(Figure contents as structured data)
• • • • •
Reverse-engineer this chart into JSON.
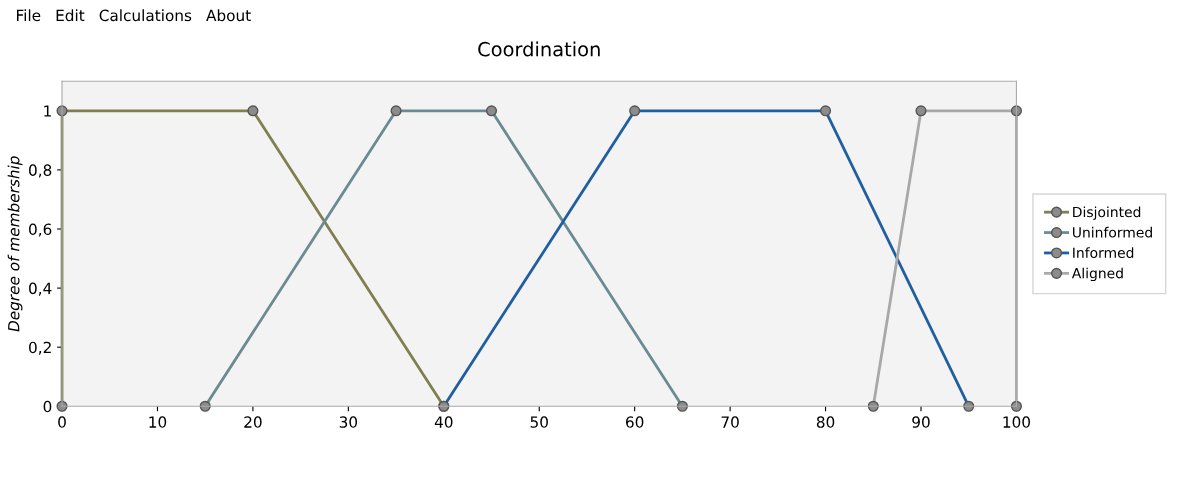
{
  "chart_data": {
    "type": "line",
    "title": "Coordination",
    "ylabel": "Degree of membership",
    "annotations": [
      "File",
      "Edit",
      "Calculations",
      "About"
    ],
    "xlim": [
      0,
      100
    ],
    "xticks": [
      0,
      10,
      20,
      30,
      40,
      50,
      60,
      70,
      80,
      90,
      100
    ],
    "ylim": [
      0,
      1.1
    ],
    "yticks": [
      0,
      {
        "value": 0.2,
        "label": "0,2"
      },
      {
        "value": 0.4,
        "label": "0,4"
      },
      {
        "value": 0.6,
        "label": "0,6"
      },
      {
        "value": 0.8,
        "label": "0,8"
      },
      1
    ],
    "grid": false,
    "legend": "right",
    "marker": "circle",
    "line_style": "solid",
    "series": [
      {
        "name": "Disjointed",
        "color": "#7f7f50",
        "x": [
          0,
          0,
          20,
          40
        ],
        "values": [
          0,
          1,
          1,
          0
        ]
      },
      {
        "name": "Uninformed",
        "color": "#6a8a94",
        "x": [
          15,
          35,
          45,
          65
        ],
        "values": [
          0,
          1,
          1,
          0
        ]
      },
      {
        "name": "Informed",
        "color": "#1f5fa0",
        "x": [
          40,
          60,
          80,
          95
        ],
        "values": [
          0,
          1,
          1,
          0
        ]
      },
      {
        "name": "Aligned",
        "color": "#a8a8a8",
        "x": [
          85,
          90,
          100,
          100
        ],
        "values": [
          0,
          1,
          1,
          0
        ]
      }
    ]
  }
}
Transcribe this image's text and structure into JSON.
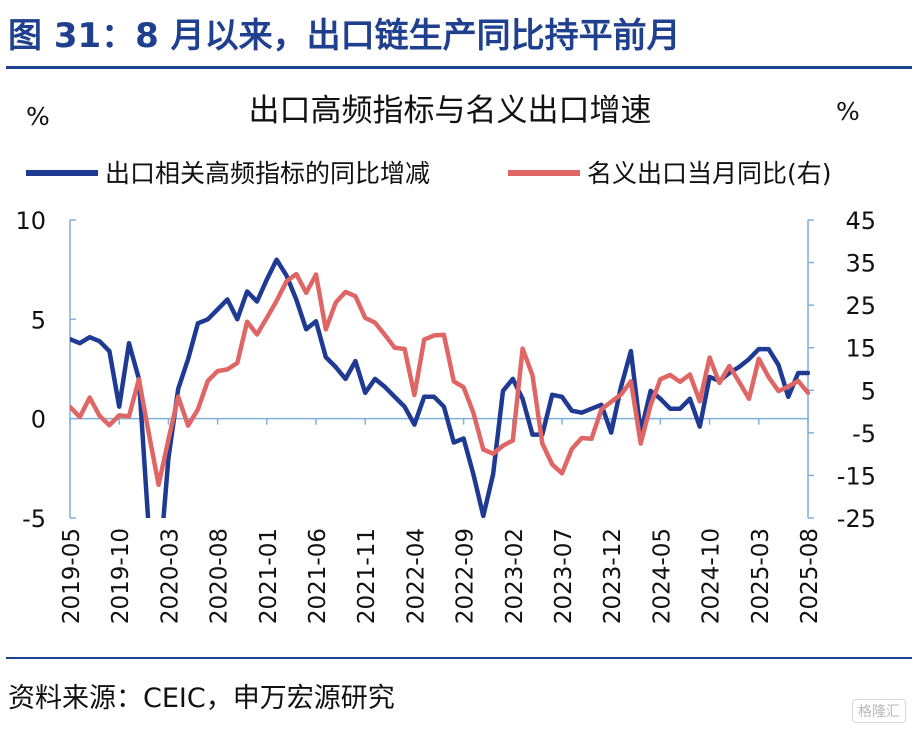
{
  "figure": {
    "title": "图 31：8 月以来，出口链生产同比持平前月",
    "source": "资料来源：CEIC，申万宏源研究",
    "watermark": "格隆汇"
  },
  "chart_data": {
    "type": "line",
    "title": "出口高频指标与名义出口增速",
    "left_axis_unit": "%",
    "right_axis_unit": "%",
    "legend_placement": "top",
    "grid": false,
    "x_tick_labels": [
      "2019-05",
      "2019-10",
      "2020-03",
      "2020-08",
      "2021-01",
      "2021-06",
      "2021-11",
      "2022-04",
      "2022-09",
      "2023-02",
      "2023-07",
      "2023-12",
      "2024-05",
      "2024-10",
      "2025-03",
      "2025-08"
    ],
    "x_range": [
      "2019-05",
      "2025-08"
    ],
    "left_axis": {
      "ylim": [
        -5,
        10
      ],
      "ticks": [
        -5,
        0,
        5,
        10
      ]
    },
    "right_axis": {
      "ylim": [
        -25,
        45
      ],
      "ticks": [
        -25,
        -15,
        -5,
        5,
        15,
        25,
        35,
        45
      ]
    },
    "colors": {
      "series1": "#1f3a93",
      "series2": "#e06666",
      "axis": "#7fb0d8"
    },
    "series": [
      {
        "name": "出口相关高频指标的同比增减",
        "axis": "left",
        "points": [
          [
            "2019-05",
            4.0
          ],
          [
            "2019-06",
            3.8
          ],
          [
            "2019-07",
            4.1
          ],
          [
            "2019-08",
            3.9
          ],
          [
            "2019-09",
            3.4
          ],
          [
            "2019-10",
            0.6
          ],
          [
            "2019-11",
            3.8
          ],
          [
            "2019-12",
            2.0
          ],
          [
            "2020-01",
            -5.5
          ],
          [
            "2020-02",
            -8.0
          ],
          [
            "2020-03",
            -2.0
          ],
          [
            "2020-04",
            1.5
          ],
          [
            "2020-05",
            3.0
          ],
          [
            "2020-06",
            4.8
          ],
          [
            "2020-07",
            5.0
          ],
          [
            "2020-08",
            5.5
          ],
          [
            "2020-09",
            6.0
          ],
          [
            "2020-10",
            5.0
          ],
          [
            "2020-11",
            6.4
          ],
          [
            "2020-12",
            5.9
          ],
          [
            "2021-01",
            7.0
          ],
          [
            "2021-02",
            8.0
          ],
          [
            "2021-03",
            7.2
          ],
          [
            "2021-04",
            6.0
          ],
          [
            "2021-05",
            4.5
          ],
          [
            "2021-06",
            4.9
          ],
          [
            "2021-07",
            3.1
          ],
          [
            "2021-08",
            2.6
          ],
          [
            "2021-09",
            2.0
          ],
          [
            "2021-10",
            2.9
          ],
          [
            "2021-11",
            1.3
          ],
          [
            "2021-12",
            2.0
          ],
          [
            "2022-01",
            1.6
          ],
          [
            "2022-02",
            1.1
          ],
          [
            "2022-03",
            0.6
          ],
          [
            "2022-04",
            -0.3
          ],
          [
            "2022-05",
            1.1
          ],
          [
            "2022-06",
            1.1
          ],
          [
            "2022-07",
            0.6
          ],
          [
            "2022-08",
            -1.2
          ],
          [
            "2022-09",
            -1.0
          ],
          [
            "2022-10",
            -2.8
          ],
          [
            "2022-11",
            -4.9
          ],
          [
            "2022-12",
            -2.8
          ],
          [
            "2023-01",
            1.4
          ],
          [
            "2023-02",
            2.0
          ],
          [
            "2023-03",
            1.0
          ],
          [
            "2023-04",
            -0.8
          ],
          [
            "2023-05",
            -0.8
          ],
          [
            "2023-06",
            1.2
          ],
          [
            "2023-07",
            1.1
          ],
          [
            "2023-08",
            0.4
          ],
          [
            "2023-09",
            0.3
          ],
          [
            "2023-10",
            0.5
          ],
          [
            "2023-11",
            0.7
          ],
          [
            "2023-12",
            -0.7
          ],
          [
            "2024-01",
            1.6
          ],
          [
            "2024-02",
            3.4
          ],
          [
            "2024-03",
            -0.7
          ],
          [
            "2024-04",
            1.4
          ],
          [
            "2024-05",
            1.0
          ],
          [
            "2024-06",
            0.5
          ],
          [
            "2024-07",
            0.5
          ],
          [
            "2024-08",
            1.0
          ],
          [
            "2024-09",
            -0.4
          ],
          [
            "2024-10",
            2.1
          ],
          [
            "2024-11",
            1.9
          ],
          [
            "2024-12",
            2.3
          ],
          [
            "2025-01",
            2.6
          ],
          [
            "2025-02",
            3.0
          ],
          [
            "2025-03",
            3.5
          ],
          [
            "2025-04",
            3.5
          ],
          [
            "2025-05",
            2.7
          ],
          [
            "2025-06",
            1.1
          ],
          [
            "2025-07",
            2.3
          ],
          [
            "2025-08",
            2.3
          ]
        ]
      },
      {
        "name": "名义出口当月同比(右)",
        "axis": "right",
        "points": [
          [
            "2019-05",
            1.1
          ],
          [
            "2019-06",
            -1.3
          ],
          [
            "2019-07",
            3.3
          ],
          [
            "2019-08",
            -1.0
          ],
          [
            "2019-09",
            -3.2
          ],
          [
            "2019-10",
            -0.9
          ],
          [
            "2019-11",
            -1.1
          ],
          [
            "2019-12",
            7.6
          ],
          [
            "2020-01",
            -5.0
          ],
          [
            "2020-02",
            -17.2
          ],
          [
            "2020-03",
            -6.6
          ],
          [
            "2020-04",
            3.5
          ],
          [
            "2020-05",
            -3.3
          ],
          [
            "2020-06",
            0.5
          ],
          [
            "2020-07",
            7.2
          ],
          [
            "2020-08",
            9.5
          ],
          [
            "2020-09",
            9.9
          ],
          [
            "2020-10",
            11.4
          ],
          [
            "2020-11",
            21.1
          ],
          [
            "2020-12",
            18.1
          ],
          [
            "2021-01",
            22.0
          ],
          [
            "2021-02",
            26.0
          ],
          [
            "2021-03",
            30.6
          ],
          [
            "2021-04",
            32.3
          ],
          [
            "2021-05",
            27.9
          ],
          [
            "2021-06",
            32.2
          ],
          [
            "2021-07",
            19.3
          ],
          [
            "2021-08",
            25.6
          ],
          [
            "2021-09",
            28.1
          ],
          [
            "2021-10",
            27.1
          ],
          [
            "2021-11",
            22.0
          ],
          [
            "2021-12",
            20.9
          ],
          [
            "2022-01",
            18.0
          ],
          [
            "2022-02",
            15.0
          ],
          [
            "2022-03",
            14.7
          ],
          [
            "2022-04",
            3.9
          ],
          [
            "2022-05",
            16.9
          ],
          [
            "2022-06",
            17.9
          ],
          [
            "2022-07",
            18.0
          ],
          [
            "2022-08",
            7.1
          ],
          [
            "2022-09",
            5.7
          ],
          [
            "2022-10",
            -0.3
          ],
          [
            "2022-11",
            -8.9
          ],
          [
            "2022-12",
            -9.9
          ],
          [
            "2023-01",
            -8.0
          ],
          [
            "2023-02",
            -6.8
          ],
          [
            "2023-03",
            14.8
          ],
          [
            "2023-04",
            8.5
          ],
          [
            "2023-05",
            -7.5
          ],
          [
            "2023-06",
            -12.4
          ],
          [
            "2023-07",
            -14.5
          ],
          [
            "2023-08",
            -8.8
          ],
          [
            "2023-09",
            -6.2
          ],
          [
            "2023-10",
            -6.4
          ],
          [
            "2023-11",
            0.5
          ],
          [
            "2023-12",
            2.3
          ],
          [
            "2024-01",
            4.0
          ],
          [
            "2024-02",
            7.1
          ],
          [
            "2024-03",
            -7.5
          ],
          [
            "2024-04",
            1.5
          ],
          [
            "2024-05",
            7.6
          ],
          [
            "2024-06",
            8.6
          ],
          [
            "2024-07",
            7.0
          ],
          [
            "2024-08",
            8.7
          ],
          [
            "2024-09",
            2.4
          ],
          [
            "2024-10",
            12.7
          ],
          [
            "2024-11",
            6.7
          ],
          [
            "2024-12",
            10.7
          ],
          [
            "2025-01",
            7.0
          ],
          [
            "2025-02",
            3.0
          ],
          [
            "2025-03",
            12.4
          ],
          [
            "2025-04",
            8.1
          ],
          [
            "2025-05",
            4.8
          ],
          [
            "2025-06",
            5.9
          ],
          [
            "2025-07",
            7.2
          ],
          [
            "2025-08",
            4.4
          ]
        ]
      }
    ]
  }
}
• • • • •
THE PROBLEM: Copy out every line in the entries above that holds "name".

THE ANSWER:
        "name": "Disjointed",
        "name": "Uninformed",
        "name": "Informed",
        "name": "Aligned",
        "name": "出口相关高频指标的同比增减",
        "name": "名义出口当月同比(右)",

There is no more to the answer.